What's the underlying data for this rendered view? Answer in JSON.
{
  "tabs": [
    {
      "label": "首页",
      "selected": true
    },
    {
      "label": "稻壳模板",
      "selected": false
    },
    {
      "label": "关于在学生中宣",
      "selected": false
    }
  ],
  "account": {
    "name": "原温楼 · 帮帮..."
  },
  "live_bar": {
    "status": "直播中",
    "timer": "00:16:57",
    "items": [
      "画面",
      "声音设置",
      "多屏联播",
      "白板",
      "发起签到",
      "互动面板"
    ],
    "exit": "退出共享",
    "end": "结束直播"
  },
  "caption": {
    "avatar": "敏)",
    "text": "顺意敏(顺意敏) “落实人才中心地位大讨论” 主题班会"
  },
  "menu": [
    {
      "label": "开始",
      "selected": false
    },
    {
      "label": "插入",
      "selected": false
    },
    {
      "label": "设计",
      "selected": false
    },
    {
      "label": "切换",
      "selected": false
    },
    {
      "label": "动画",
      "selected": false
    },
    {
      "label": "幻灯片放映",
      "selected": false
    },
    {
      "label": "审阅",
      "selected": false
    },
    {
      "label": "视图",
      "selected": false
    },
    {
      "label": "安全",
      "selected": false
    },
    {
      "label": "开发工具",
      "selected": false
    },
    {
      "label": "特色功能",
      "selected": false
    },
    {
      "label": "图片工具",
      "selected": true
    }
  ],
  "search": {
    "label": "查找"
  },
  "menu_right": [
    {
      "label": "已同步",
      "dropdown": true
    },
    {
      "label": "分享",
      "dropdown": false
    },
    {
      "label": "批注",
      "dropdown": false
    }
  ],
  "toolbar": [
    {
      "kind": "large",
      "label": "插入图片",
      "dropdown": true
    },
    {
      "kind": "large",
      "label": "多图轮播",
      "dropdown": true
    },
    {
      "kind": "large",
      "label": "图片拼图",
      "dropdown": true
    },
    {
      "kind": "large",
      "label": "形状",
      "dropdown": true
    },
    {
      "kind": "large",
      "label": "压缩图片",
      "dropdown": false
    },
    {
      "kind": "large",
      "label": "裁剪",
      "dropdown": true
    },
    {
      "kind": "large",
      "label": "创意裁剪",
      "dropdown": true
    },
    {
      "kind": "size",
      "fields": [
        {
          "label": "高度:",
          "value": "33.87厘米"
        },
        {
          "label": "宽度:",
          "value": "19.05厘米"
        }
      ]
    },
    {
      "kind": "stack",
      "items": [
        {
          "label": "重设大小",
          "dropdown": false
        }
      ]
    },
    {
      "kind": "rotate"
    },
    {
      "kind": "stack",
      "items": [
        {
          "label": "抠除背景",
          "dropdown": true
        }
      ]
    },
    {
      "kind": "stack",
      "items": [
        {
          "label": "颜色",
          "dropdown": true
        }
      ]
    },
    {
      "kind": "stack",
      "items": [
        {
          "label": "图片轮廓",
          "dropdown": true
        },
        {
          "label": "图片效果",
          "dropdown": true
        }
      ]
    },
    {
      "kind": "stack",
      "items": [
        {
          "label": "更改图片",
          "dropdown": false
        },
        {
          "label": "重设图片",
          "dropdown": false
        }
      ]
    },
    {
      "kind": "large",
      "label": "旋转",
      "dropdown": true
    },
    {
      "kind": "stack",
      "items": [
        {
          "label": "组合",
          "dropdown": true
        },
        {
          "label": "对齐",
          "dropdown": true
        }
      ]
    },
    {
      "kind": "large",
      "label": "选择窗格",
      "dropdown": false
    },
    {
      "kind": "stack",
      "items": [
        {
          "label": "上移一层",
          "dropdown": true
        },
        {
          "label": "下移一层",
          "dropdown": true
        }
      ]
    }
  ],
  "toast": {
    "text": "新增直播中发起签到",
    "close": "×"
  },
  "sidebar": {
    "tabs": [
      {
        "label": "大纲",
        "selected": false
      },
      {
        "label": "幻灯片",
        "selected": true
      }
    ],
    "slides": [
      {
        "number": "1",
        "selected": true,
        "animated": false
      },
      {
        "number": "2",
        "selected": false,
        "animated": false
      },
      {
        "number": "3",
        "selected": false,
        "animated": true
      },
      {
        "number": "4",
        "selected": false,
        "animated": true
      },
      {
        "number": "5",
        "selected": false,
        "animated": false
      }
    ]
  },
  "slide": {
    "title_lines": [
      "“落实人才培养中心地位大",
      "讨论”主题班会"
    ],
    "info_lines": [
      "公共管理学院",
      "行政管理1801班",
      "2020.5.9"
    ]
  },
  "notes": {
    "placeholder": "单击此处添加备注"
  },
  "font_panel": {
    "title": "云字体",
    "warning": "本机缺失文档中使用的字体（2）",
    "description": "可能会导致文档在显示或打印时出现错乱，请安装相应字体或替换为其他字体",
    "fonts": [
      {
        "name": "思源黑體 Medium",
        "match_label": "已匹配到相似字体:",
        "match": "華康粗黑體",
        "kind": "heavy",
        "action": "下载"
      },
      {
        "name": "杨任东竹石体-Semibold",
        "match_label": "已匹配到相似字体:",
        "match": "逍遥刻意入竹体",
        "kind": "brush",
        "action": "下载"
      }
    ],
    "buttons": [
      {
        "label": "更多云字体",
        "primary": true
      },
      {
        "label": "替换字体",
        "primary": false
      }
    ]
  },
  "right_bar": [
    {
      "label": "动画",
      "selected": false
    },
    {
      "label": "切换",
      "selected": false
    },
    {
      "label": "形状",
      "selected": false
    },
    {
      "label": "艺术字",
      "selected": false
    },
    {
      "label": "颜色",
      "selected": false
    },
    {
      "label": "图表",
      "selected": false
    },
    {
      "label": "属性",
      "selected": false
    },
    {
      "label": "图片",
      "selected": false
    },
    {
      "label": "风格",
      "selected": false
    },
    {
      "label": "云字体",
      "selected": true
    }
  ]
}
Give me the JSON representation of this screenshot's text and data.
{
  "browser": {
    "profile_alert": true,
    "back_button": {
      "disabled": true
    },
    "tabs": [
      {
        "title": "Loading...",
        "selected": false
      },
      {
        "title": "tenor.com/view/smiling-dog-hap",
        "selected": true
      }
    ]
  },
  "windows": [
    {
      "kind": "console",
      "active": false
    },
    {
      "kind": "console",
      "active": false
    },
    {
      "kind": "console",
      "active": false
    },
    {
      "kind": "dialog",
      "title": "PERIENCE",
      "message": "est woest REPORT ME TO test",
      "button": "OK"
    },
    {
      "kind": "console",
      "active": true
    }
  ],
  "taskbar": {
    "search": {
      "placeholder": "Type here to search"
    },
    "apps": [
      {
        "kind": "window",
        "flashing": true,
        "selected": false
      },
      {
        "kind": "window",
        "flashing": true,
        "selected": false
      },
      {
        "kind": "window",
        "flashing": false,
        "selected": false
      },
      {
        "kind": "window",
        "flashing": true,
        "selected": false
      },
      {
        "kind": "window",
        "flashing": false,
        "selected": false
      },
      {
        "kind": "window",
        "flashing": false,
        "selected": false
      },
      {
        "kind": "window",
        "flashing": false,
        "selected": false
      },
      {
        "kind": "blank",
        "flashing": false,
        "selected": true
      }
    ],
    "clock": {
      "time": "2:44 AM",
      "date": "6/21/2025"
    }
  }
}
==================================================
◆ Task to carry out
Set down the listing above in full, please, exactly as it appears.

◆ Output for this exercise
What's the underlying data for this rendered view? Answer in JSON.
{
  "tabs": [
    {
      "label": "首页",
      "selected": true
    },
    {
      "label": "稻壳模板",
      "selected": false
    },
    {
      "label": "关于在学生中宣",
      "selected": false
    }
  ],
  "account": {
    "name": "原温楼 · 帮帮..."
  },
  "live_bar": {
    "status": "直播中",
    "timer": "00:16:57",
    "items": [
      "画面",
      "声音设置",
      "多屏联播",
      "白板",
      "发起签到",
      "互动面板"
    ],
    "exit": "退出共享",
    "end": "结束直播"
  },
  "caption": {
    "avatar": "敏)",
    "text": "顺意敏(顺意敏) “落实人才中心地位大讨论” 主题班会"
  },
  "menu": [
    {
      "label": "开始",
      "selected": false
    },
    {
      "label": "插入",
      "selected": false
    },
    {
      "label": "设计",
      "selected": false
    },
    {
      "label": "切换",
      "selected": false
    },
    {
      "label": "动画",
      "selected": false
    },
    {
      "label": "幻灯片放映",
      "selected": false
    },
    {
      "label": "审阅",
      "selected": false
    },
    {
      "label": "视图",
      "selected": false
    },
    {
      "label": "安全",
      "selected": false
    },
    {
      "label": "开发工具",
      "selected": false
    },
    {
      "label": "特色功能",
      "selected": false
    },
    {
      "label": "图片工具",
      "selected": true
    }
  ],
  "search": {
    "label": "查找"
  },
  "menu_right": [
    {
      "label": "已同步",
      "dropdown": true
    },
    {
      "label": "分享",
      "dropdown": false
    },
    {
      "label": "批注",
      "dropdown": false
    }
  ],
  "toolbar": [
    {
      "kind": "large",
      "label": "插入图片",
      "dropdown": true
    },
    {
      "kind": "large",
      "label": "多图轮播",
      "dropdown": true
    },
    {
      "kind": "large",
      "label": "图片拼图",
      "dropdown": true
    },
    {
      "kind": "large",
      "label": "形状",
      "dropdown": true
    },
    {
      "kind": "large",
      "label": "压缩图片",
      "dropdown": false
    },
    {
      "kind": "large",
      "label": "裁剪",
      "dropdown": true
    },
    {
      "kind": "large",
      "label": "创意裁剪",
      "dropdown": true
    },
    {
      "kind": "size",
      "fields": [
        {
          "label": "高度:",
          "value": "33.87厘米"
        },
        {
          "label": "宽度:",
          "value": "19.05厘米"
        }
      ]
    },
    {
      "kind": "stack",
      "items": [
        {
          "label": "重设大小",
          "dropdown": false
        }
      ]
    },
    {
      "kind": "rotate"
    },
    {
      "kind": "stack",
      "items": [
        {
          "label": "抠除背景",
          "dropdown": true
        }
      ]
    },
    {
      "kind": "stack",
      "items": [
        {
          "label": "颜色",
          "dropdown": true
        }
      ]
    },
    {
      "kind": "stack",
      "items": [
        {
          "label": "图片轮廓",
          "dropdown": true
        },
        {
          "label": "图片效果",
          "dropdown": true
        }
      ]
    },
    {
      "kind": "stack",
      "items": [
        {
          "label": "更改图片",
          "dropdown": false
        },
        {
          "label": "重设图片",
          "dropdown": false
        }
      ]
    },
    {
      "kind": "large",
      "label": "旋转",
      "dropdown": true
    },
    {
      "kind": "stack",
      "items": [
        {
          "label": "组合",
          "dropdown": true
        },
        {
          "label": "对齐",
          "dropdown": true
        }
      ]
    },
    {
      "kind": "large",
      "label": "选择窗格",
      "dropdown": false
    },
    {
      "kind": "stack",
      "items": [
        {
          "label": "上移一层",
          "dropdown": true
        },
        {
          "label": "下移一层",
          "dropdown": true
        }
      ]
    }
  ],
  "toast": {
    "text": "新增直播中发起签到",
    "close": "×"
  },
  "sidebar": {
    "tabs": [
      {
        "label": "大纲",
        "selected": false
      },
      {
        "label": "幻灯片",
        "selected": true
      }
    ],
    "slides": [
      {
        "number": "1",
        "selected": true,
        "animated": false
      },
      {
        "number": "2",
        "selected": false,
        "animated": false
      },
      {
        "number": "3",
        "selected": false,
        "animated": true
      },
      {
        "number": "4",
        "selected": false,
        "animated": true
      },
      {
        "number": "5",
        "selected": false,
        "animated": false
      }
    ]
  },
  "slide": {
    "title_lines": [
      "“落实人才培养中心地位大",
      "讨论”主题班会"
    ],
    "info_lines": [
      "公共管理学院",
      "行政管理1801班",
      "2020.5.9"
    ]
  },
  "notes": {
    "placeholder": "单击此处添加备注"
  },
  "font_panel": {
    "title": "云字体",
    "warning": "本机缺失文档中使用的字体（2）",
    "description": "可能会导致文档在显示或打印时出现错乱，请安装相应字体或替换为其他字体",
    "fonts": [
      {
        "name": "思源黑體 Medium",
        "match_label": "已匹配到相似字体:",
        "match": "華康粗黑體",
        "kind": "heavy",
        "action": "下载"
      },
      {
        "name": "杨任东竹石体-Semibold",
        "match_label": "已匹配到相似字体:",
        "match": "逍遥刻意入竹体",
        "kind": "brush",
        "action": "下载"
      }
    ],
    "buttons": [
      {
        "label": "更多云字体",
        "primary": true
      },
      {
        "label": "替换字体",
        "primary": false
      }
    ]
  },
  "right_bar": [
    {
      "label": "动画",
      "selected": false
    },
    {
      "label": "切换",
      "selected": false
    },
    {
      "label": "形状",
      "selected": false
    },
    {
      "label": "艺术字",
      "selected": false
    },
    {
      "label": "颜色",
      "selected": false
    },
    {
      "label": "图表",
      "selected": false
    },
    {
      "label": "属性",
      "selected": false
    },
    {
      "label": "图片",
      "selected": false
    },
    {
      "label": "风格",
      "selected": false
    },
    {
      "label": "云字体",
      "selected": true
    }
  ]
}
Give me the JSON representation of this screenshot's text and data.
{
  "browser": {
    "profile_alert": true,
    "back_button": {
      "disabled": true
    },
    "tabs": [
      {
        "title": "Loading...",
        "selected": false
      },
      {
        "title": "tenor.com/view/smiling-dog-hap",
        "selected": true
      }
    ]
  },
  "windows": [
    {
      "kind": "console",
      "active": false
    },
    {
      "kind": "console",
      "active": false
    },
    {
      "kind": "console",
      "active": false
    },
    {
      "kind": "dialog",
      "title": "PERIENCE",
      "message": "est woest REPORT ME TO test",
      "button": "OK"
    },
    {
      "kind": "console",
      "active": true
    }
  ],
  "taskbar": {
    "search": {
      "placeholder": "Type here to search"
    },
    "apps": [
      {
        "kind": "window",
        "flashing": true,
        "selected": false
      },
      {
        "kind": "window",
        "flashing": true,
        "selected": false
      },
      {
        "kind": "window",
        "flashing": false,
        "selected": false
      },
      {
        "kind": "window",
        "flashing": true,
        "selected": false
      },
      {
        "kind": "window",
        "flashing": false,
        "selected": false
      },
      {
        "kind": "window",
        "flashing": false,
        "selected": false
      },
      {
        "kind": "window",
        "flashing": false,
        "selected": false
      },
      {
        "kind": "blank",
        "flashing": false,
        "selected": true
      }
    ],
    "clock": {
      "time": "2:44 AM",
      "date": "6/21/2025"
    }
  }
}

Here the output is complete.